• _Direction_
Every record here should be printed again exactly.
•••••
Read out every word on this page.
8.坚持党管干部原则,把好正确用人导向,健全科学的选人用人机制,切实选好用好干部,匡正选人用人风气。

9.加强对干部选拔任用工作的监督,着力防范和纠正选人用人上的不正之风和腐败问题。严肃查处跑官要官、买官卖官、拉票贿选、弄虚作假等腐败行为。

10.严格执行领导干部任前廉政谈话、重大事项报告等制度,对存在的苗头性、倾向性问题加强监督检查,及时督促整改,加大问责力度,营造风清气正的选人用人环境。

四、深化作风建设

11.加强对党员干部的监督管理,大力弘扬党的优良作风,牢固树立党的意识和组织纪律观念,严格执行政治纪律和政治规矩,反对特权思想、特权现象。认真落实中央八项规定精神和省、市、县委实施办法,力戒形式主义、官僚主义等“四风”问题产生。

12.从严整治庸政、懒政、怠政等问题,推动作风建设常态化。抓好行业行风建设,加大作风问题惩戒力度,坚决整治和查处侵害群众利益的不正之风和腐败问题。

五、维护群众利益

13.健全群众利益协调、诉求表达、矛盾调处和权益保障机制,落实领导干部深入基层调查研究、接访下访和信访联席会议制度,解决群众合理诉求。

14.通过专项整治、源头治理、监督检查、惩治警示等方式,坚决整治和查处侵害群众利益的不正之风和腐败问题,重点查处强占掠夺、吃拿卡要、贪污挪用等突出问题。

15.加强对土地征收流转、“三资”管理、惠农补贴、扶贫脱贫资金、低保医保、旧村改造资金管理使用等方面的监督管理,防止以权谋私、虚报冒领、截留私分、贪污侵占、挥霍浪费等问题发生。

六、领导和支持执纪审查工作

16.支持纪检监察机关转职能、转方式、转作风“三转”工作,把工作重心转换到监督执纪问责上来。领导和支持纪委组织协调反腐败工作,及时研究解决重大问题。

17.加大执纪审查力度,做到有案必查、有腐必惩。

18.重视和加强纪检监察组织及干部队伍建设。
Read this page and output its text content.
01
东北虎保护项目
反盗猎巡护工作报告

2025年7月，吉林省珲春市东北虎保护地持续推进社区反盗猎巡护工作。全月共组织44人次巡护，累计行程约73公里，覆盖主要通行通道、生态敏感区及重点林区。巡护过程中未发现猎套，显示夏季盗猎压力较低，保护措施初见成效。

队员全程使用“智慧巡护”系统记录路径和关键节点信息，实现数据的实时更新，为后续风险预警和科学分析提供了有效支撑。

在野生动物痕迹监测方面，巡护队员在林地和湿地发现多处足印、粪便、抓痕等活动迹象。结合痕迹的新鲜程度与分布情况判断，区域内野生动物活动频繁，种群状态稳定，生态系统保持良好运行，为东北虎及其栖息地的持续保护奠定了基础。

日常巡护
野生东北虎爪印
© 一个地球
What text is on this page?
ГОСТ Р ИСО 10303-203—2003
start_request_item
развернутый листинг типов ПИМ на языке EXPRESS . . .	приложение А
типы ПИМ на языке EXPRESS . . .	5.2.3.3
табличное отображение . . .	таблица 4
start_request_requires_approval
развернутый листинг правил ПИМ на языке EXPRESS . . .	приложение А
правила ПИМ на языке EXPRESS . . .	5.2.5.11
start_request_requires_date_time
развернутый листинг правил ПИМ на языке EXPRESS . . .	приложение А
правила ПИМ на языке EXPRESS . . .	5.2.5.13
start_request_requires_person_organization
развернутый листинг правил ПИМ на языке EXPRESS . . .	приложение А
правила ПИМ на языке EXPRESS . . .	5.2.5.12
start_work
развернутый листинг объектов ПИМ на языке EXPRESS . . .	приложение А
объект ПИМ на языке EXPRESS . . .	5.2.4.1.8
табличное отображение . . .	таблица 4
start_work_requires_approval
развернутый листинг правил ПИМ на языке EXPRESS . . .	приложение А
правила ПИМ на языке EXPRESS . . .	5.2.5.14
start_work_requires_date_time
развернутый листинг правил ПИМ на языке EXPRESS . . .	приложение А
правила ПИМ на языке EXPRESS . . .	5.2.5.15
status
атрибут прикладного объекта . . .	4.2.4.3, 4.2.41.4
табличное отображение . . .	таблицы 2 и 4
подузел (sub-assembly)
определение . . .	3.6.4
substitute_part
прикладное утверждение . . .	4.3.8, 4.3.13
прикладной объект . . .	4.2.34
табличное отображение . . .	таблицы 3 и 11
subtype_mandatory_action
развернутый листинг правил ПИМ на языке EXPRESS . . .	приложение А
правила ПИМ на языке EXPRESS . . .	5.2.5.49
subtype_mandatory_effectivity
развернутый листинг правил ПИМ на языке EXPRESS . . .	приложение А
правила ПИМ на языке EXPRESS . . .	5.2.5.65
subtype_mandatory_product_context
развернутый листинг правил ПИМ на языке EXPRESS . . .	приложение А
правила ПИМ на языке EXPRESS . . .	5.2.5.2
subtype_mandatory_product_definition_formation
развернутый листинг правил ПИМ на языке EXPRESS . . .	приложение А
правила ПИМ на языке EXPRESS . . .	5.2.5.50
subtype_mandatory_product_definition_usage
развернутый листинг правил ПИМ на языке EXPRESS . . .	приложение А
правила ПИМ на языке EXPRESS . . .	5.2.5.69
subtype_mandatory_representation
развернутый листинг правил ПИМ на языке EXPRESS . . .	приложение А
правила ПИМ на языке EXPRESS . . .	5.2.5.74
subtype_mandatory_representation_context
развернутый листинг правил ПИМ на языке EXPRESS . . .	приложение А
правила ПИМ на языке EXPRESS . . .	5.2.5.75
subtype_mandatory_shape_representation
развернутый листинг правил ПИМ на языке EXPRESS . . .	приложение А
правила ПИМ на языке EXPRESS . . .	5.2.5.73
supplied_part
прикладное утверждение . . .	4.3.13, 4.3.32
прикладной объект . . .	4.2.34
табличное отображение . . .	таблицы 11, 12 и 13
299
•••••
• _Problem solution_
Read out every word on this page.
8.坚持党管干部原则,把好正确用人导向,健全科学的选人用人机制,切实选好用好干部,匡正选人用人风气。

9.加强对干部选拔任用工作的监督,着力防范和纠正选人用人上的不正之风和腐败问题。严肃查处跑官要官、买官卖官、拉票贿选、弄虚作假等腐败行为。

10.严格执行领导干部任前廉政谈话、重大事项报告等制度,对存在的苗头性、倾向性问题加强监督检查,及时督促整改,加大问责力度,营造风清气正的选人用人环境。

四、深化作风建设

11.加强对党员干部的监督管理,大力弘扬党的优良作风,牢固树立党的意识和组织纪律观念,严格执行政治纪律和政治规矩,反对特权思想、特权现象。认真落实中央八项规定精神和省、市、县委实施办法,力戒形式主义、官僚主义等“四风”问题产生。

12.从严整治庸政、懒政、怠政等问题,推动作风建设常态化。抓好行业行风建设,加大作风问题惩戒力度,坚决整治和查处侵害群众利益的不正之风和腐败问题。

五、维护群众利益

13.健全群众利益协调、诉求表达、矛盾调处和权益保障机制,落实领导干部深入基层调查研究、接访下访和信访联席会议制度,解决群众合理诉求。

14.通过专项整治、源头治理、监督检查、惩治警示等方式,坚决整治和查处侵害群众利益的不正之风和腐败问题,重点查处强占掠夺、吃拿卡要、贪污挪用等突出问题。

15.加强对土地征收流转、“三资”管理、惠农补贴、扶贫脱贫资金、低保医保、旧村改造资金管理使用等方面的监督管理,防止以权谋私、虚报冒领、截留私分、贪污侵占、挥霍浪费等问题发生。

六、领导和支持执纪审查工作

16.支持纪检监察机关转职能、转方式、转作风“三转”工作,把工作重心转换到监督执纪问责上来。领导和支持纪委组织协调反腐败工作,及时研究解决重大问题。

17.加大执纪审查力度,做到有案必查、有腐必惩。

18.重视和加强纪检监察组织及干部队伍建设。
Read this page and output its text content.
01
东北虎保护项目
反盗猎巡护工作报告

2025年7月，吉林省珲春市东北虎保护地持续推进社区反盗猎巡护工作。全月共组织44人次巡护，累计行程约73公里，覆盖主要通行通道、生态敏感区及重点林区。巡护过程中未发现猎套，显示夏季盗猎压力较低，保护措施初见成效。

队员全程使用“智慧巡护”系统记录路径和关键节点信息，实现数据的实时更新，为后续风险预警和科学分析提供了有效支撑。

在野生动物痕迹监测方面，巡护队员在林地和湿地发现多处足印、粪便、抓痕等活动迹象。结合痕迹的新鲜程度与分布情况判断，区域内野生动物活动频繁，种群状态稳定，生态系统保持良好运行，为东北虎及其栖息地的持续保护奠定了基础。

日常巡护
野生东北虎爪印
© 一个地球
What text is on this page?
ГОСТ Р ИСО 10303-203—2003
start_request_item
развернутый листинг типов ПИМ на языке EXPRESS . . .	приложение А
типы ПИМ на языке EXPRESS . . .	5.2.3.3
табличное отображение . . .	таблица 4
start_request_requires_approval
развернутый листинг правил ПИМ на языке EXPRESS . . .	приложение А
правила ПИМ на языке EXPRESS . . .	5.2.5.11
start_request_requires_date_time
развернутый листинг правил ПИМ на языке EXPRESS . . .	приложение А
правила ПИМ на языке EXPRESS . . .	5.2.5.13
start_request_requires_person_organization
развернутый листинг правил ПИМ на языке EXPRESS . . .	приложение А
правила ПИМ на языке EXPRESS . . .	5.2.5.12
start_work
развернутый листинг объектов ПИМ на языке EXPRESS . . .	приложение А
объект ПИМ на языке EXPRESS . . .	5.2.4.1.8
табличное отображение . . .	таблица 4
start_work_requires_approval
развернутый листинг правил ПИМ на языке EXPRESS . . .	приложение А
правила ПИМ на языке EXPRESS . . .	5.2.5.14
start_work_requires_date_time
развернутый листинг правил ПИМ на языке EXPRESS . . .	приложение А
правила ПИМ на языке EXPRESS . . .	5.2.5.15
status
атрибут прикладного объекта . . .	4.2.4.3, 4.2.41.4
табличное отображение . . .	таблицы 2 и 4
подузел (sub-assembly)
определение . . .	3.6.4
substitute_part
прикладное утверждение . . .	4.3.8, 4.3.13
прикладной объект . . .	4.2.34
табличное отображение . . .	таблицы 3 и 11
subtype_mandatory_action
развернутый листинг правил ПИМ на языке EXPRESS . . .	приложение А
правила ПИМ на языке EXPRESS . . .	5.2.5.49
subtype_mandatory_effectivity
развернутый листинг правил ПИМ на языке EXPRESS . . .	приложение А
правила ПИМ на языке EXPRESS . . .	5.2.5.65
subtype_mandatory_product_context
развернутый листинг правил ПИМ на языке EXPRESS . . .	приложение А
правила ПИМ на языке EXPRESS . . .	5.2.5.2
subtype_mandatory_product_definition_formation
развернутый листинг правил ПИМ на языке EXPRESS . . .	приложение А
правила ПИМ на языке EXPRESS . . .	5.2.5.50
subtype_mandatory_product_definition_usage
развернутый листинг правил ПИМ на языке EXPRESS . . .	приложение А
правила ПИМ на языке EXPRESS . . .	5.2.5.69
subtype_mandatory_representation
развернутый листинг правил ПИМ на языке EXPRESS . . .	приложение А
правила ПИМ на языке EXPRESS . . .	5.2.5.74
subtype_mandatory_representation_context
развернутый листинг правил ПИМ на языке EXPRESS . . .	приложение А
правила ПИМ на языке EXPRESS . . .	5.2.5.75
subtype_mandatory_shape_representation
развернутый листинг правил ПИМ на языке EXPRESS . . .	приложение А
правила ПИМ на языке EXPRESS . . .	5.2.5.73
supplied_part
прикладное утверждение . . .	4.3.13, 4.3.32
прикладной объект . . .	4.2.34
табличное отображение . . .	таблицы 11, 12 и 13
299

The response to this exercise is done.